→ **EXERCISE AIM**
Please give the listing again, word for word, with nothing left out.

→ **INPUT DATA**
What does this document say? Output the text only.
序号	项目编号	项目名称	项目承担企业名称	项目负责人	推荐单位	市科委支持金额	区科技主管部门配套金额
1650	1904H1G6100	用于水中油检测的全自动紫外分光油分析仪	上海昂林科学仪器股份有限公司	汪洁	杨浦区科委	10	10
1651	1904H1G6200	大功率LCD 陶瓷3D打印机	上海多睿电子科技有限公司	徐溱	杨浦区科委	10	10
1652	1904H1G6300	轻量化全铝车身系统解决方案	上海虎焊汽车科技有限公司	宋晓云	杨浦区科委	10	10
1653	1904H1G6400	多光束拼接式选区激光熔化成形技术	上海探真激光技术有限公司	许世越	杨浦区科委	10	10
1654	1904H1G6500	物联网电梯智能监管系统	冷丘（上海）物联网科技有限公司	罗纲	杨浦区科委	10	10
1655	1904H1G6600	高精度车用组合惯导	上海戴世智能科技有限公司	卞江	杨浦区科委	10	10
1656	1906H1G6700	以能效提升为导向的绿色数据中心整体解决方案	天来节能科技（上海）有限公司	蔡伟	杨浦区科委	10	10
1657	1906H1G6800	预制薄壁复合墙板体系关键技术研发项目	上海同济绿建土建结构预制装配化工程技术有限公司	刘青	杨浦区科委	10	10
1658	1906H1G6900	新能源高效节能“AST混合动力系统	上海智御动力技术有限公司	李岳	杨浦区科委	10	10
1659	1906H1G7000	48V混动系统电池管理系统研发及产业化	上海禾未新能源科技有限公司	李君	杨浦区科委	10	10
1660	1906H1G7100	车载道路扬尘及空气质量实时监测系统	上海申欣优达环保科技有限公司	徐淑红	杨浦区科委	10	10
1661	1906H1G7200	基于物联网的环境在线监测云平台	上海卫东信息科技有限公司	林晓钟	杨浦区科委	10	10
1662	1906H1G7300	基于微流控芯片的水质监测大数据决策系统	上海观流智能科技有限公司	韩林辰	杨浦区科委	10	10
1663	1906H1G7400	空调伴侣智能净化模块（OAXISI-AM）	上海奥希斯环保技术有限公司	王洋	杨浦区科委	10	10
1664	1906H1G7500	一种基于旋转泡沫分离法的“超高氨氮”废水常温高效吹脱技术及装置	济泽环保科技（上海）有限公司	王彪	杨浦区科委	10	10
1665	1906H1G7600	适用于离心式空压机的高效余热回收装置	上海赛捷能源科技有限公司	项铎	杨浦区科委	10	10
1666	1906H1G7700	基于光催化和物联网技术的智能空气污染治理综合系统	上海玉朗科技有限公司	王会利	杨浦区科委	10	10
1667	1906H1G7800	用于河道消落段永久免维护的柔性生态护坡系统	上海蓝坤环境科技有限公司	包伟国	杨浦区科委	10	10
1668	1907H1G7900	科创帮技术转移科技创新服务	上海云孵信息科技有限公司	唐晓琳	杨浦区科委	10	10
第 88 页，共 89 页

→ **TASK RESPONSE**
What does this document say? Output the text only.
序号	项目编号	项目名称	项目承担企业名称	项目负责人	推荐单位	市科委支持金额	区科技主管部门配套金额
1650	1904H1G6100	用于水中油检测的全自动紫外分光油分析仪	上海昂林科学仪器股份有限公司	汪洁	杨浦区科委	10	10
1651	1904H1G6200	大功率LCD 陶瓷3D打印机	上海多睿电子科技有限公司	徐溱	杨浦区科委	10	10
1652	1904H1G6300	轻量化全铝车身系统解决方案	上海虎焊汽车科技有限公司	宋晓云	杨浦区科委	10	10
1653	1904H1G6400	多光束拼接式选区激光熔化成形技术	上海探真激光技术有限公司	许世越	杨浦区科委	10	10
1654	1904H1G6500	物联网电梯智能监管系统	冷丘（上海）物联网科技有限公司	罗纲	杨浦区科委	10	10
1655	1904H1G6600	高精度车用组合惯导	上海戴世智能科技有限公司	卞江	杨浦区科委	10	10
1656	1906H1G6700	以能效提升为导向的绿色数据中心整体解决方案	天来节能科技（上海）有限公司	蔡伟	杨浦区科委	10	10
1657	1906H1G6800	预制薄壁复合墙板体系关键技术研发项目	上海同济绿建土建结构预制装配化工程技术有限公司	刘青	杨浦区科委	10	10
1658	1906H1G6900	新能源高效节能“AST混合动力系统	上海智御动力技术有限公司	李岳	杨浦区科委	10	10
1659	1906H1G7000	48V混动系统电池管理系统研发及产业化	上海禾未新能源科技有限公司	李君	杨浦区科委	10	10
1660	1906H1G7100	车载道路扬尘及空气质量实时监测系统	上海申欣优达环保科技有限公司	徐淑红	杨浦区科委	10	10
1661	1906H1G7200	基于物联网的环境在线监测云平台	上海卫东信息科技有限公司	林晓钟	杨浦区科委	10	10
1662	1906H1G7300	基于微流控芯片的水质监测大数据决策系统	上海观流智能科技有限公司	韩林辰	杨浦区科委	10	10
1663	1906H1G7400	空调伴侣智能净化模块（OAXISI-AM）	上海奥希斯环保技术有限公司	王洋	杨浦区科委	10	10
1664	1906H1G7500	一种基于旋转泡沫分离法的“超高氨氮”废水常温高效吹脱技术及装置	济泽环保科技（上海）有限公司	王彪	杨浦区科委	10	10
1665	1906H1G7600	适用于离心式空压机的高效余热回收装置	上海赛捷能源科技有限公司	项铎	杨浦区科委	10	10
1666	1906H1G7700	基于光催化和物联网技术的智能空气污染治理综合系统	上海玉朗科技有限公司	王会利	杨浦区科委	10	10
1667	1906H1G7800	用于河道消落段永久免维护的柔性生态护坡系统	上海蓝坤环境科技有限公司	包伟国	杨浦区科委	10	10
1668	1907H1G7900	科创帮技术转移科技创新服务	上海云孵信息科技有限公司	唐晓琳	杨浦区科委	10	10
第 88 页，共 89 页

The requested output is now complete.